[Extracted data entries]
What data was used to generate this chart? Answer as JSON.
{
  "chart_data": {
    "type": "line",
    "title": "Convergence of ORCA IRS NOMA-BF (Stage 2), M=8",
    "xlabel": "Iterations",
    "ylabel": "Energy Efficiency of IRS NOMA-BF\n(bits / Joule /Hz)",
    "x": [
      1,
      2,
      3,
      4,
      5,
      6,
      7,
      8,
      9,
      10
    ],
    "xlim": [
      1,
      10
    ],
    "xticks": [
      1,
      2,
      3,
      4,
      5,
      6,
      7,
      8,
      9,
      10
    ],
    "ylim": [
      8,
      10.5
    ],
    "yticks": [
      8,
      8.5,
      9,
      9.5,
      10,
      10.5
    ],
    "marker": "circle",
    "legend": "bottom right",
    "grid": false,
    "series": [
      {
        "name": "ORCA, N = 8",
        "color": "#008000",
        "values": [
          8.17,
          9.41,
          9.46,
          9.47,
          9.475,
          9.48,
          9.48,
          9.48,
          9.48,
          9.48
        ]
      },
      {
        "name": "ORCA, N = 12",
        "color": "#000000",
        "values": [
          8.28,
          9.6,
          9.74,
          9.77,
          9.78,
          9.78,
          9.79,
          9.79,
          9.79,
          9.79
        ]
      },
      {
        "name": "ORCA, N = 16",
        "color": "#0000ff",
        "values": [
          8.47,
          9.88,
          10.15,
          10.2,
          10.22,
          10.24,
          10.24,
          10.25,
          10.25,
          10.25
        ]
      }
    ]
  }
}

DIRECTIONS FOR THIS TASK: Exactly as they are written, print the entries again.

THE RESPONSE:
What data was used to generate this chart? Answer as JSON.
{
  "chart_data": {
    "type": "line",
    "title": "Convergence of ORCA IRS NOMA-BF (Stage 2), M=8",
    "xlabel": "Iterations",
    "ylabel": "Energy Efficiency of IRS NOMA-BF\n(bits / Joule /Hz)",
    "x": [
      1,
      2,
      3,
      4,
      5,
      6,
      7,
      8,
      9,
      10
    ],
    "xlim": [
      1,
      10
    ],
    "xticks": [
      1,
      2,
      3,
      4,
      5,
      6,
      7,
      8,
      9,
      10
    ],
    "ylim": [
      8,
      10.5
    ],
    "yticks": [
      8,
      8.5,
      9,
      9.5,
      10,
      10.5
    ],
    "marker": "circle",
    "legend": "bottom right",
    "grid": false,
    "series": [
      {
        "name": "ORCA, N = 8",
        "color": "#008000",
        "values": [
          8.17,
          9.41,
          9.46,
          9.47,
          9.475,
          9.48,
          9.48,
          9.48,
          9.48,
          9.48
        ]
      },
      {
        "name": "ORCA, N = 12",
        "color": "#000000",
        "values": [
          8.28,
          9.6,
          9.74,
          9.77,
          9.78,
          9.78,
          9.79,
          9.79,
          9.79,
          9.79
        ]
      },
      {
        "name": "ORCA, N = 16",
        "color": "#0000ff",
        "values": [
          8.47,
          9.88,
          10.15,
          10.2,
          10.22,
          10.24,
          10.24,
          10.25,
          10.25,
          10.25
        ]
      }
    ]
  }
}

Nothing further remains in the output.